Stated exercise
Extract all lines in the data that contain the word "title".

Input rows
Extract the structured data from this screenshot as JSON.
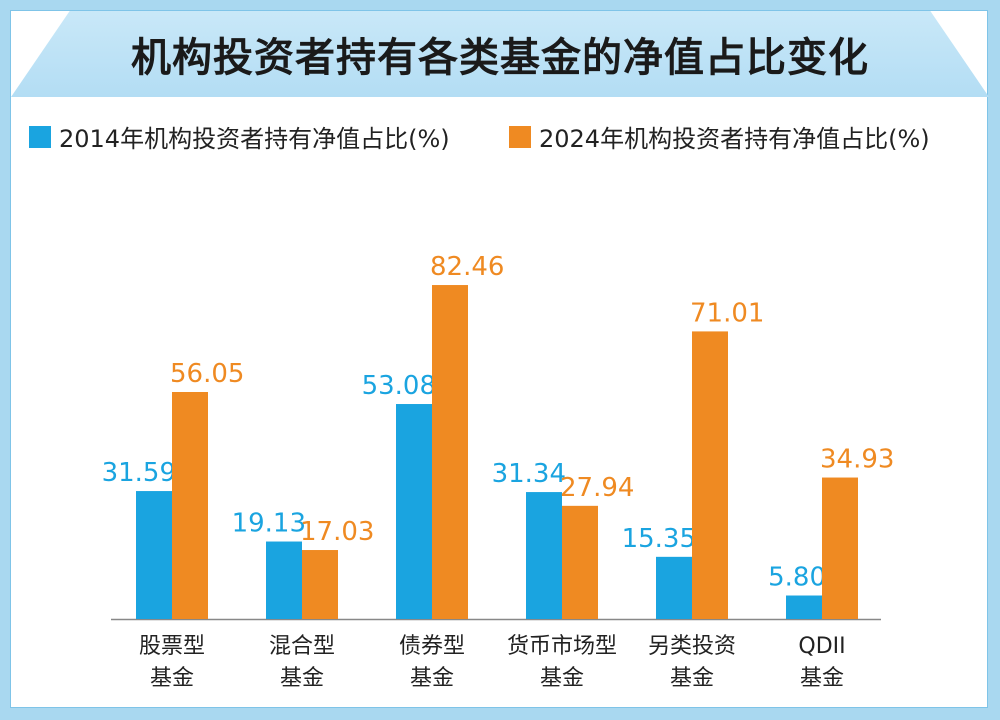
{
  "title": "机构投资者持有各类基金的净值占比变化",
  "colors": {
    "s2014": "#1aa4e0",
    "s2024": "#ef8a22",
    "axis": "#888888"
  },
  "chart_data": {
    "type": "bar",
    "categories": [
      [
        "股票型",
        "基金"
      ],
      [
        "混合型",
        "基金"
      ],
      [
        "债券型",
        "基金"
      ],
      [
        "货币市场型",
        "基金"
      ],
      [
        "另类投资",
        "基金"
      ],
      [
        "QDII",
        "基金"
      ]
    ],
    "series": [
      {
        "name": "2014年机构投资者持有净值占比(%)",
        "values": [
          31.59,
          19.13,
          53.08,
          31.34,
          15.35,
          5.8
        ],
        "labels": [
          "31.59",
          "19.13",
          "53.08",
          "31.34",
          "15.35",
          "5.80"
        ]
      },
      {
        "name": "2024年机构投资者持有净值占比(%)",
        "values": [
          56.05,
          17.03,
          82.46,
          27.94,
          71.01,
          34.93
        ],
        "labels": [
          "56.05",
          "17.03",
          "82.46",
          "27.94",
          "71.01",
          "34.93"
        ]
      }
    ],
    "ylim": [
      0,
      100
    ],
    "grid": false,
    "legend": "top"
  }
}
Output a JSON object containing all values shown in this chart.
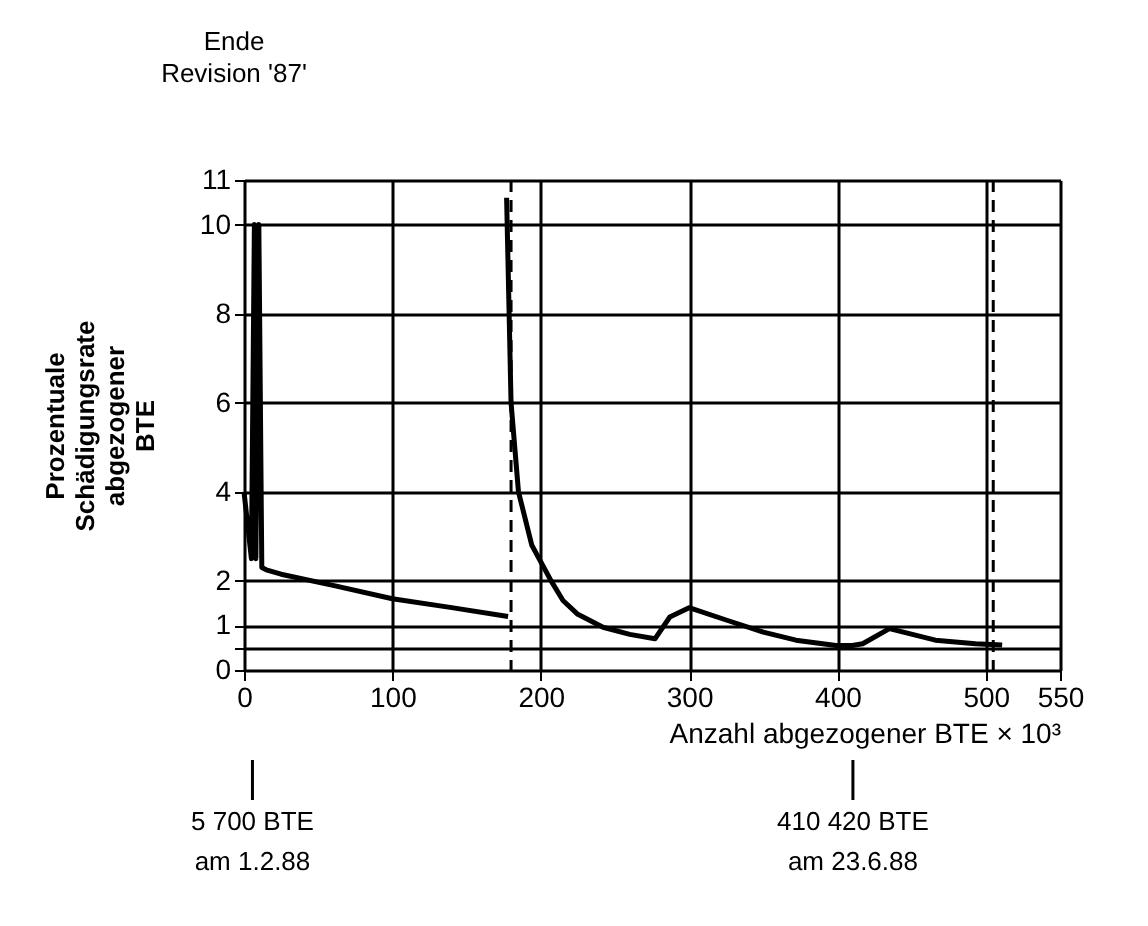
{
  "chart_data": {
    "type": "line",
    "xlabel": "Anzahl abgezogener BTE × 10³",
    "ylabel": "Prozentuale\nSchädigungsrate\nabgezogener\nBTE",
    "series": [
      {
        "color": "#000000",
        "x": [
          0,
          5,
          7,
          8,
          10,
          12,
          15,
          25,
          60,
          100,
          140,
          178
        ],
        "values": [
          4.0,
          2.5,
          10.0,
          2.5,
          10.0,
          2.3,
          2.25,
          2.15,
          1.9,
          1.6,
          1.4,
          1.2
        ]
      },
      {
        "color": "#000000",
        "x": [
          177,
          180,
          185,
          194,
          207,
          215,
          225,
          242,
          260,
          277,
          287,
          300,
          327,
          350,
          372,
          399,
          410,
          417,
          435,
          466,
          493,
          511
        ],
        "values": [
          10.6,
          6.0,
          4.0,
          2.8,
          2.0,
          1.56,
          1.25,
          0.96,
          0.8,
          0.7,
          1.19,
          1.4,
          1.1,
          0.85,
          0.67,
          0.55,
          0.55,
          0.59,
          0.93,
          0.67,
          0.59,
          0.56
        ]
      }
    ],
    "xlim": [
      0,
      550
    ],
    "xticks": [
      0,
      100,
      200,
      300,
      400,
      500,
      550
    ],
    "ylim": [
      0,
      11
    ],
    "yticks": [
      0,
      {
        "value": 0.5,
        "label": null
      },
      1,
      2,
      4,
      6,
      8,
      10,
      11
    ],
    "grid": true,
    "ref_lines": [
      {
        "axis": "x",
        "value": 180,
        "line_style": "dashed",
        "color": "#000000"
      },
      {
        "axis": "x",
        "value": 505,
        "line_style": "dashed",
        "color": "#000000"
      }
    ],
    "annotations": [
      "Ende\nRevision '87'",
      {
        "text": "5 700 BTE\nam 1.2.88",
        "x": 5.7
      },
      {
        "text": "410 420 BTE\nam 23.6.88",
        "x": 410.42
      }
    ]
  }
}
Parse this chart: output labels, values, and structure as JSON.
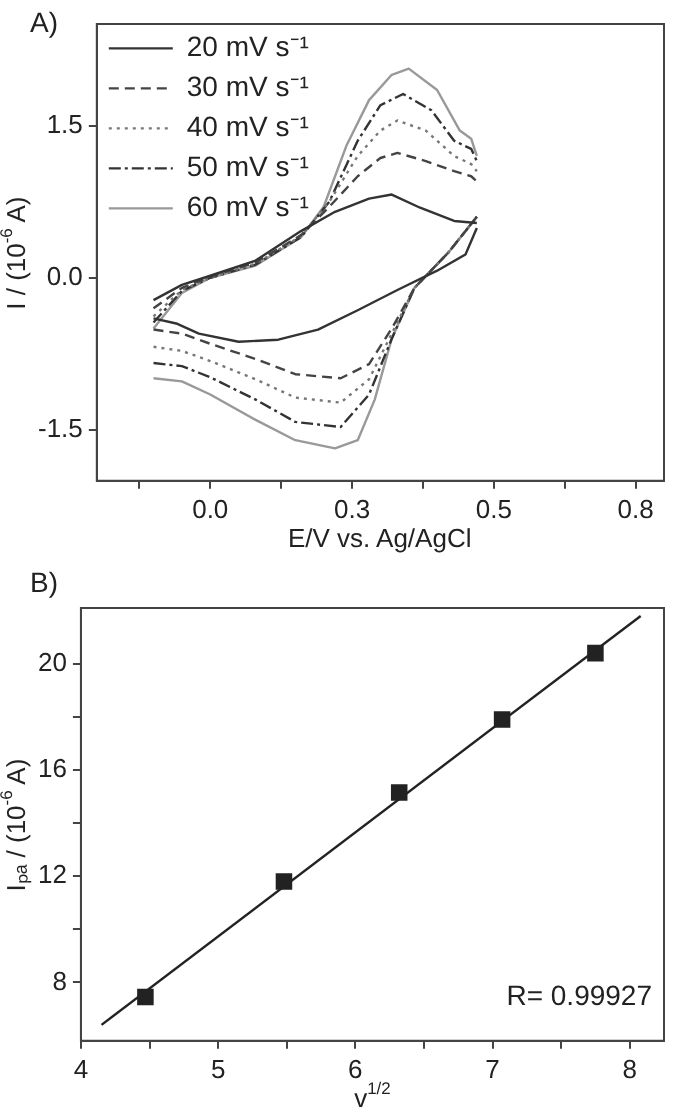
{
  "chart_data": [
    {
      "type": "line",
      "xlabel": "E/V vs. Ag/AgCl",
      "ylabel": "I / (10$^{-6}$ A)",
      "xlim": [
        -0.2,
        0.8
      ],
      "xticks": [
        {
          "value": -0.125,
          "label": null
        },
        {
          "value": 0,
          "label": "0.0"
        },
        {
          "value": 0.125,
          "label": null
        },
        {
          "value": 0.25,
          "label": "0.3"
        },
        {
          "value": 0.375,
          "label": null
        },
        {
          "value": 0.5,
          "label": "0.5"
        },
        {
          "value": 0.625,
          "label": null
        },
        {
          "value": 0.75,
          "label": "0.8"
        }
      ],
      "ylim": [
        -2,
        2.5
      ],
      "yticks": [
        {
          "value": -1.5,
          "label": "-1.5"
        },
        {
          "value": 0,
          "label": "0.0"
        },
        {
          "value": 1.5,
          "label": "1.5"
        }
      ],
      "grid": false,
      "legend": "top left",
      "marker": "none",
      "annotations": [
        "A)"
      ],
      "series": [
        {
          "name": "20 mV s⁻¹",
          "color": "#333333",
          "line_style": "solid",
          "x": [
            -0.1,
            -0.05,
            0,
            0.08,
            0.16,
            0.22,
            0.28,
            0.32,
            0.37,
            0.43,
            0.47
          ],
          "values": [
            -0.22,
            -0.07,
            0.02,
            0.17,
            0.46,
            0.65,
            0.78,
            0.82,
            0.69,
            0.56,
            0.54
          ]
        },
        {
          "color": "#333333",
          "line_style": "solid",
          "x": [
            -0.1,
            -0.06,
            -0.02,
            0.05,
            0.12,
            0.19,
            0.26,
            0.33,
            0.4,
            0.45,
            0.47
          ],
          "values": [
            -0.4,
            -0.45,
            -0.55,
            -0.63,
            -0.61,
            -0.51,
            -0.32,
            -0.12,
            0.07,
            0.23,
            0.49
          ]
        },
        {
          "name": "30 mV s⁻¹",
          "color": "#444444",
          "line_style": "dashed",
          "x": [
            -0.1,
            -0.05,
            0,
            0.08,
            0.16,
            0.21,
            0.26,
            0.3,
            0.33,
            0.38,
            0.43,
            0.46,
            0.47
          ],
          "values": [
            -0.3,
            -0.1,
            0.01,
            0.15,
            0.42,
            0.7,
            1.0,
            1.18,
            1.23,
            1.15,
            1.05,
            1.0,
            0.95
          ]
        },
        {
          "color": "#444444",
          "line_style": "dashed",
          "x": [
            -0.1,
            -0.05,
            0,
            0.08,
            0.15,
            0.23,
            0.28,
            0.32,
            0.36,
            0.42,
            0.47
          ],
          "values": [
            -0.51,
            -0.55,
            -0.65,
            -0.8,
            -0.95,
            -0.99,
            -0.85,
            -0.5,
            -0.1,
            0.25,
            0.6
          ]
        },
        {
          "name": "40 mV s⁻¹",
          "color": "#777777",
          "line_style": "dotted",
          "x": [
            -0.1,
            -0.05,
            0,
            0.08,
            0.16,
            0.21,
            0.26,
            0.3,
            0.33,
            0.38,
            0.43,
            0.46,
            0.47
          ],
          "values": [
            -0.38,
            -0.12,
            0.0,
            0.14,
            0.41,
            0.75,
            1.2,
            1.45,
            1.55,
            1.45,
            1.2,
            1.12,
            1.05
          ]
        },
        {
          "color": "#777777",
          "line_style": "dotted",
          "x": [
            -0.1,
            -0.05,
            0,
            0.08,
            0.15,
            0.23,
            0.28,
            0.32,
            0.36,
            0.42,
            0.47
          ],
          "values": [
            -0.68,
            -0.72,
            -0.82,
            -1.0,
            -1.18,
            -1.23,
            -1.0,
            -0.55,
            -0.1,
            0.25,
            0.6
          ]
        },
        {
          "name": "50 mV s⁻¹",
          "color": "#333333",
          "line_style": "dashdot",
          "x": [
            -0.1,
            -0.05,
            0,
            0.08,
            0.16,
            0.21,
            0.26,
            0.3,
            0.34,
            0.39,
            0.43,
            0.46,
            0.47
          ],
          "values": [
            -0.44,
            -0.13,
            0.0,
            0.13,
            0.4,
            0.75,
            1.35,
            1.7,
            1.81,
            1.65,
            1.35,
            1.27,
            1.15
          ]
        },
        {
          "color": "#333333",
          "line_style": "dashdot",
          "x": [
            -0.1,
            -0.05,
            0,
            0.08,
            0.15,
            0.23,
            0.28,
            0.32,
            0.36,
            0.42,
            0.47
          ],
          "values": [
            -0.84,
            -0.87,
            -0.98,
            -1.2,
            -1.42,
            -1.47,
            -1.15,
            -0.6,
            -0.1,
            0.25,
            0.6
          ]
        },
        {
          "name": "60 mV s⁻¹",
          "color": "#999999",
          "line_style": "solid",
          "x": [
            -0.1,
            -0.05,
            0,
            0.08,
            0.16,
            0.2,
            0.24,
            0.28,
            0.32,
            0.35,
            0.4,
            0.44,
            0.46,
            0.47
          ],
          "values": [
            -0.5,
            -0.15,
            0.0,
            0.12,
            0.4,
            0.7,
            1.3,
            1.75,
            2.0,
            2.06,
            1.85,
            1.45,
            1.37,
            1.2
          ]
        },
        {
          "color": "#999999",
          "line_style": "solid",
          "x": [
            -0.1,
            -0.05,
            0,
            0.08,
            0.15,
            0.22,
            0.26,
            0.29,
            0.32,
            0.36,
            0.42,
            0.47
          ],
          "values": [
            -0.99,
            -1.02,
            -1.15,
            -1.4,
            -1.6,
            -1.68,
            -1.6,
            -1.2,
            -0.6,
            -0.1,
            0.25,
            0.6
          ]
        }
      ]
    },
    {
      "type": "scatter",
      "xlabel": "v$^{1/2}$",
      "ylabel": "Iₚₐ / (10$^{-6}$ A)",
      "xlim": [
        4,
        8.25
      ],
      "xticks": [
        4,
        {
          "value": 4.5,
          "label": null
        },
        5,
        {
          "value": 5.5,
          "label": null
        },
        6,
        {
          "value": 6.5,
          "label": null
        },
        7,
        {
          "value": 7.5,
          "label": null
        },
        8
      ],
      "ylim": [
        5.8,
        22.1
      ],
      "yticks": [
        8,
        {
          "value": 10,
          "label": null
        },
        12,
        {
          "value": 14,
          "label": null
        },
        16,
        {
          "value": 18,
          "label": null
        },
        20
      ],
      "grid": false,
      "marker": "square",
      "annotations": [
        "B)",
        "R= 0.99927"
      ],
      "series": [
        {
          "color": "#222222",
          "x": [
            4.47,
            5.48,
            6.32,
            7.07,
            7.75
          ],
          "values": [
            7.45,
            11.8,
            15.15,
            17.9,
            20.4
          ]
        },
        {
          "type": "line",
          "marker": "none",
          "color": "#222222",
          "x": [
            4.15,
            8.08
          ],
          "values": [
            6.4,
            21.8
          ]
        }
      ]
    }
  ]
}
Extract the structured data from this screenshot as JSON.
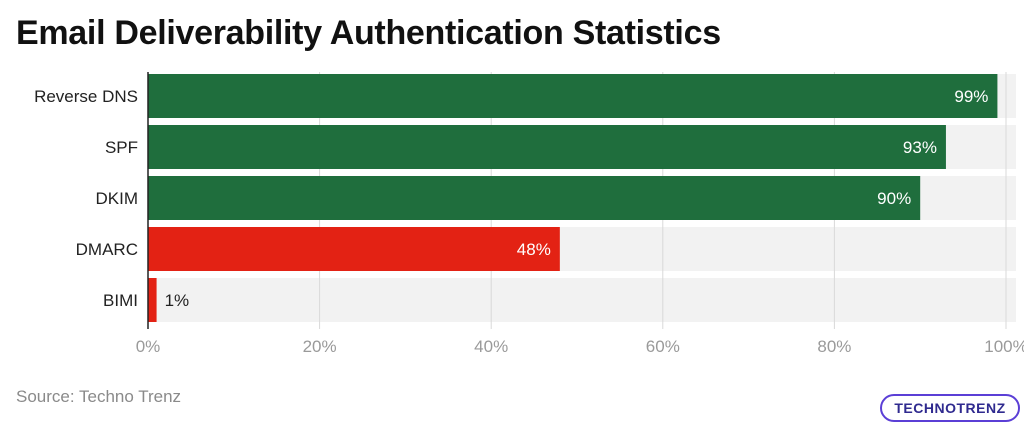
{
  "title": "Email Deliverability Authentication Statistics",
  "source": "Source: Techno Trenz",
  "logo_text": "TECHNOTRENZ",
  "colors": {
    "green": "#1f6e3d",
    "red": "#e32214",
    "track": "#f2f2f2",
    "grid": "#d9d9d9"
  },
  "chart_data": {
    "type": "bar",
    "orientation": "horizontal",
    "categories": [
      "Reverse DNS",
      "SPF",
      "DKIM",
      "DMARC",
      "BIMI"
    ],
    "values": [
      99,
      93,
      90,
      48,
      1
    ],
    "value_labels": [
      "99%",
      "93%",
      "90%",
      "48%",
      "1%"
    ],
    "bar_colors": [
      "#1f6e3d",
      "#1f6e3d",
      "#1f6e3d",
      "#e32214",
      "#e32214"
    ],
    "x_ticks": [
      "0%",
      "20%",
      "40%",
      "60%",
      "80%",
      "100%"
    ],
    "xlim": [
      0,
      100
    ],
    "grid": true,
    "xlabel": "",
    "ylabel": ""
  }
}
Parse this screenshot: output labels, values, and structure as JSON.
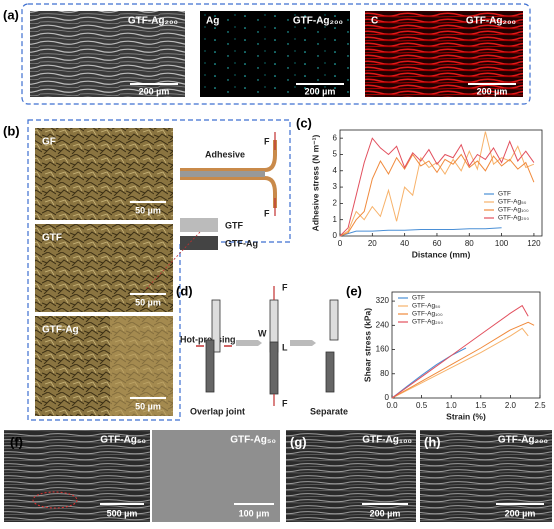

Problem solution
  "title": "机构投资者持有各类基金的净值占比变化",
  "title": "Email Deliverability Authentication Statistics",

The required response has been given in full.